* start *

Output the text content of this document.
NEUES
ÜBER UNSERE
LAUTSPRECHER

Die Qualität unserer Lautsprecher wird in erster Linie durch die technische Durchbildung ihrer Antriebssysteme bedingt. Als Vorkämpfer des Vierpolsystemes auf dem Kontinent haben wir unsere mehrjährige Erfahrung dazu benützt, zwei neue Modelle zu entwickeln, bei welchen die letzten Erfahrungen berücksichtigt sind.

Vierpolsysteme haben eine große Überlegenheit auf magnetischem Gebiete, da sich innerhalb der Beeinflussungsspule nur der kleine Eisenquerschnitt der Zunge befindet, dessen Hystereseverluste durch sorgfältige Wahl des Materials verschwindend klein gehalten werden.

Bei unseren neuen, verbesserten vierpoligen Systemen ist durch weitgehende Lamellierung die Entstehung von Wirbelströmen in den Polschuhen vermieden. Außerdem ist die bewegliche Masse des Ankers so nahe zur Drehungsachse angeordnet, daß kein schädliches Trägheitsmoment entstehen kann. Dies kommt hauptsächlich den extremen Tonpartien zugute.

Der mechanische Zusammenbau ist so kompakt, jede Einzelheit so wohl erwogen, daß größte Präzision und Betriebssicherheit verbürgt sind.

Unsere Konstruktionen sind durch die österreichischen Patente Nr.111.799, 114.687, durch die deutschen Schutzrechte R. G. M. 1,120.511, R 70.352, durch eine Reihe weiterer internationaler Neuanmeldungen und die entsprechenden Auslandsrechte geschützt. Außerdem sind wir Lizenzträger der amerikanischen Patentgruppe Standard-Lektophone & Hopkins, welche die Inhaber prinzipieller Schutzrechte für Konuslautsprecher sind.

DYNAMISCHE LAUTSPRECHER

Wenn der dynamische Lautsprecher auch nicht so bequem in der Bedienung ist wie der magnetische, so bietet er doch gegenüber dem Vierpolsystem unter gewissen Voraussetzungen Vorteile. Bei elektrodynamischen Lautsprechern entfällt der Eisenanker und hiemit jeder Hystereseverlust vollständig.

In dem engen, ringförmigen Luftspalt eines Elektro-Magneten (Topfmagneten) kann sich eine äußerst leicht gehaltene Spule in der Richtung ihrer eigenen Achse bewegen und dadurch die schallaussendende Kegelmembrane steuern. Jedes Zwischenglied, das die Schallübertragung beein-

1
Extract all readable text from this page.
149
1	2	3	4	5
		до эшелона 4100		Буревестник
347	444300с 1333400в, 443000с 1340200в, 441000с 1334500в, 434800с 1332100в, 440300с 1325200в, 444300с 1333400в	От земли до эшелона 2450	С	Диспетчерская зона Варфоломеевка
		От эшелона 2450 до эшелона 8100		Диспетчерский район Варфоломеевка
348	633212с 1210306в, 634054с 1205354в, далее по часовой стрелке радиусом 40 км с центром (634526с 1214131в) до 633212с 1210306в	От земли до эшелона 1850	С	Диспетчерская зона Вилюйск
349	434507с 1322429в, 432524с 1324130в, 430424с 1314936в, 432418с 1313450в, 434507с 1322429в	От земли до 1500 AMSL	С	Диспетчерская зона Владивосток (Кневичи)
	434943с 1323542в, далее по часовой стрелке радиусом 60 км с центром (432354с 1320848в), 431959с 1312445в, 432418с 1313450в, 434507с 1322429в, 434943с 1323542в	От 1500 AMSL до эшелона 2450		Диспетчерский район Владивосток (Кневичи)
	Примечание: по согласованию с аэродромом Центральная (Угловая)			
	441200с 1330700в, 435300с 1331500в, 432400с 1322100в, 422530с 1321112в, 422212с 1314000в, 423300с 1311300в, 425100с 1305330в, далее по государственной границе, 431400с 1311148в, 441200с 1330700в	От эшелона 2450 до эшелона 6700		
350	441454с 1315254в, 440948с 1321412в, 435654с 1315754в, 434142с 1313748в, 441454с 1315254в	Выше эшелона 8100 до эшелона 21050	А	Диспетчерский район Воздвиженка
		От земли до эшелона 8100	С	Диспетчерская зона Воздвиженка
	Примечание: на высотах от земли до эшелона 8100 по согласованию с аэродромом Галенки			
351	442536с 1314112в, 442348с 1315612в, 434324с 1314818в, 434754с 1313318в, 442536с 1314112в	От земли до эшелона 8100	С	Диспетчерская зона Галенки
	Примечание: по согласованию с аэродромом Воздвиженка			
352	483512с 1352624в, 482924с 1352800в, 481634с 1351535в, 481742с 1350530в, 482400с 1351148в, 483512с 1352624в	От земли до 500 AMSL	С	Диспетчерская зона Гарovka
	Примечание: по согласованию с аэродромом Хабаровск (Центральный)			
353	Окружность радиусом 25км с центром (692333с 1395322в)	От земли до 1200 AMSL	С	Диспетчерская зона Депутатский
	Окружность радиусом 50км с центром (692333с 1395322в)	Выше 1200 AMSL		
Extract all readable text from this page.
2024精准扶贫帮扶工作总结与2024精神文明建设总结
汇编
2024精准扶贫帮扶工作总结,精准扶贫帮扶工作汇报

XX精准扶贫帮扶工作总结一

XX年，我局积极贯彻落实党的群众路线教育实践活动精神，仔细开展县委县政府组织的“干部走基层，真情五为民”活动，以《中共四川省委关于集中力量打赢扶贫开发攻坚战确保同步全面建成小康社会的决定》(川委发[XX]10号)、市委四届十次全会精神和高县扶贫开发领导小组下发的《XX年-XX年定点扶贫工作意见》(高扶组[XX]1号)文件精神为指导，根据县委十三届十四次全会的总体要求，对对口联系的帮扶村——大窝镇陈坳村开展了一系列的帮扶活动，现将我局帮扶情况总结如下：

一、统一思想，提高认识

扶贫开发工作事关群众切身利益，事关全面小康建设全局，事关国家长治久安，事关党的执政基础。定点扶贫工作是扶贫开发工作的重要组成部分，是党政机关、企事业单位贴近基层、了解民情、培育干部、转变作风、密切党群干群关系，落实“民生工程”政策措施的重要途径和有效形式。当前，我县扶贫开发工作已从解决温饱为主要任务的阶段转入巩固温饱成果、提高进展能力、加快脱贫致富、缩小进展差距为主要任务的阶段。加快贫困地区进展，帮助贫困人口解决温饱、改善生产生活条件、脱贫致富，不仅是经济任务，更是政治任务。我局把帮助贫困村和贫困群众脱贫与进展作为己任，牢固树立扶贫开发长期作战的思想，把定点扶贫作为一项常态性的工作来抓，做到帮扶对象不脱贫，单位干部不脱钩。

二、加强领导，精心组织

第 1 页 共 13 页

* end *

- Aim of the task -
Your task is to extract all of the records exactly.

- Task result -
Output the text content of this document.
NEUES
ÜBER UNSERE
LAUTSPRECHER

Die Qualität unserer Lautsprecher wird in erster Linie durch die technische Durchbildung ihrer Antriebssysteme bedingt. Als Vorkämpfer des Vierpolsystemes auf dem Kontinent haben wir unsere mehrjährige Erfahrung dazu benützt, zwei neue Modelle zu entwickeln, bei welchen die letzten Erfahrungen berücksichtigt sind.

Vierpolsysteme haben eine große Überlegenheit auf magnetischem Gebiete, da sich innerhalb der Beeinflussungsspule nur der kleine Eisenquerschnitt der Zunge befindet, dessen Hystereseverluste durch sorgfältige Wahl des Materials verschwindend klein gehalten werden.

Bei unseren neuen, verbesserten vierpoligen Systemen ist durch weitgehende Lamellierung die Entstehung von Wirbelströmen in den Polschuhen vermieden. Außerdem ist die bewegliche Masse des Ankers so nahe zur Drehungsachse angeordnet, daß kein schädliches Trägheitsmoment entstehen kann. Dies kommt hauptsächlich den extremen Tonpartien zugute.

Der mechanische Zusammenbau ist so kompakt, jede Einzelheit so wohl erwogen, daß größte Präzision und Betriebssicherheit verbürgt sind.

Unsere Konstruktionen sind durch die österreichischen Patente Nr.111.799, 114.687, durch die deutschen Schutzrechte R. G. M. 1,120.511, R 70.352, durch eine Reihe weiterer internationaler Neuanmeldungen und die entsprechenden Auslandsrechte geschützt. Außerdem sind wir Lizenzträger der amerikanischen Patentgruppe Standard-Lektophone & Hopkins, welche die Inhaber prinzipieller Schutzrechte für Konuslautsprecher sind.

DYNAMISCHE LAUTSPRECHER

Wenn der dynamische Lautsprecher auch nicht so bequem in der Bedienung ist wie der magnetische, so bietet er doch gegenüber dem Vierpolsystem unter gewissen Voraussetzungen Vorteile. Bei elektrodynamischen Lautsprechern entfällt der Eisenanker und hiemit jeder Hystereseverlust vollständig.

In dem engen, ringförmigen Luftspalt eines Elektro-Magneten (Topfmagneten) kann sich eine äußerst leicht gehaltene Spule in der Richtung ihrer eigenen Achse bewegen und dadurch die schallaussendende Kegelmembrane steuern. Jedes Zwischenglied, das die Schallübertragung beein-

1
Extract all readable text from this page.
149
1	2	3	4	5
		до эшелона 4100		Буревестник
347	444300с 1333400в, 443000с 1340200в, 441000с 1334500в, 434800с 1332100в, 440300с 1325200в, 444300с 1333400в	От земли до эшелона 2450	С	Диспетчерская зона Варфоломеевка
		От эшелона 2450 до эшелона 8100		Диспетчерский район Варфоломеевка
348	633212с 1210306в, 634054с 1205354в, далее по часовой стрелке радиусом 40 км с центром (634526с 1214131в) до 633212с 1210306в	От земли до эшелона 1850	С	Диспетчерская зона Вилюйск
349	434507с 1322429в, 432524с 1324130в, 430424с 1314936в, 432418с 1313450в, 434507с 1322429в	От земли до 1500 AMSL	С	Диспетчерская зона Владивосток (Кневичи)
	434943с 1323542в, далее по часовой стрелке радиусом 60 км с центром (432354с 1320848в), 431959с 1312445в, 432418с 1313450в, 434507с 1322429в, 434943с 1323542в	От 1500 AMSL до эшелона 2450		Диспетчерский район Владивосток (Кневичи)
	Примечание: по согласованию с аэродромом Центральная (Угловая)			
	441200с 1330700в, 435300с 1331500в, 432400с 1322100в, 422530с 1321112в, 422212с 1314000в, 423300с 1311300в, 425100с 1305330в, далее по государственной границе, 431400с 1311148в, 441200с 1330700в	От эшелона 2450 до эшелона 6700		
350	441454с 1315254в, 440948с 1321412в, 435654с 1315754в, 434142с 1313748в, 441454с 1315254в	Выше эшелона 8100 до эшелона 21050	А	Диспетчерский район Воздвиженка
		От земли до эшелона 8100	С	Диспетчерская зона Воздвиженка
	Примечание: на высотах от земли до эшелона 8100 по согласованию с аэродромом Галенки			
351	442536с 1314112в, 442348с 1315612в, 434324с 1314818в, 434754с 1313318в, 442536с 1314112в	От земли до эшелона 8100	С	Диспетчерская зона Галенки
	Примечание: по согласованию с аэродромом Воздвиженка			
352	483512с 1352624в, 482924с 1352800в, 481634с 1351535в, 481742с 1350530в, 482400с 1351148в, 483512с 1352624в	От земли до 500 AMSL	С	Диспетчерская зона Гарovka
	Примечание: по согласованию с аэродромом Хабаровск (Центральный)			
353	Окружность радиусом 25км с центром (692333с 1395322в)	От земли до 1200 AMSL	С	Диспетчерская зона Депутатский
	Окружность радиусом 50км с центром (692333с 1395322в)	Выше 1200 AMSL		
Extract all readable text from this page.
2024精准扶贫帮扶工作总结与2024精神文明建设总结
汇编
2024精准扶贫帮扶工作总结,精准扶贫帮扶工作汇报

XX精准扶贫帮扶工作总结一

XX年，我局积极贯彻落实党的群众路线教育实践活动精神，仔细开展县委县政府组织的“干部走基层，真情五为民”活动，以《中共四川省委关于集中力量打赢扶贫开发攻坚战确保同步全面建成小康社会的决定》(川委发[XX]10号)、市委四届十次全会精神和高县扶贫开发领导小组下发的《XX年-XX年定点扶贫工作意见》(高扶组[XX]1号)文件精神为指导，根据县委十三届十四次全会的总体要求，对对口联系的帮扶村——大窝镇陈坳村开展了一系列的帮扶活动，现将我局帮扶情况总结如下：

一、统一思想，提高认识

扶贫开发工作事关群众切身利益，事关全面小康建设全局，事关国家长治久安，事关党的执政基础。定点扶贫工作是扶贫开发工作的重要组成部分，是党政机关、企事业单位贴近基层、了解民情、培育干部、转变作风、密切党群干群关系，落实“民生工程”政策措施的重要途径和有效形式。当前，我县扶贫开发工作已从解决温饱为主要任务的阶段转入巩固温饱成果、提高进展能力、加快脱贫致富、缩小进展差距为主要任务的阶段。加快贫困地区进展，帮助贫困人口解决温饱、改善生产生活条件、脱贫致富，不仅是经济任务，更是政治任务。我局把帮助贫困村和贫困群众脱贫与进展作为己任，牢固树立扶贫开发长期作战的思想，把定点扶贫作为一项常态性的工作来抓，做到帮扶对象不脱贫，单位干部不脱钩。

二、加强领导，精心组织

第 1 页 共 13 页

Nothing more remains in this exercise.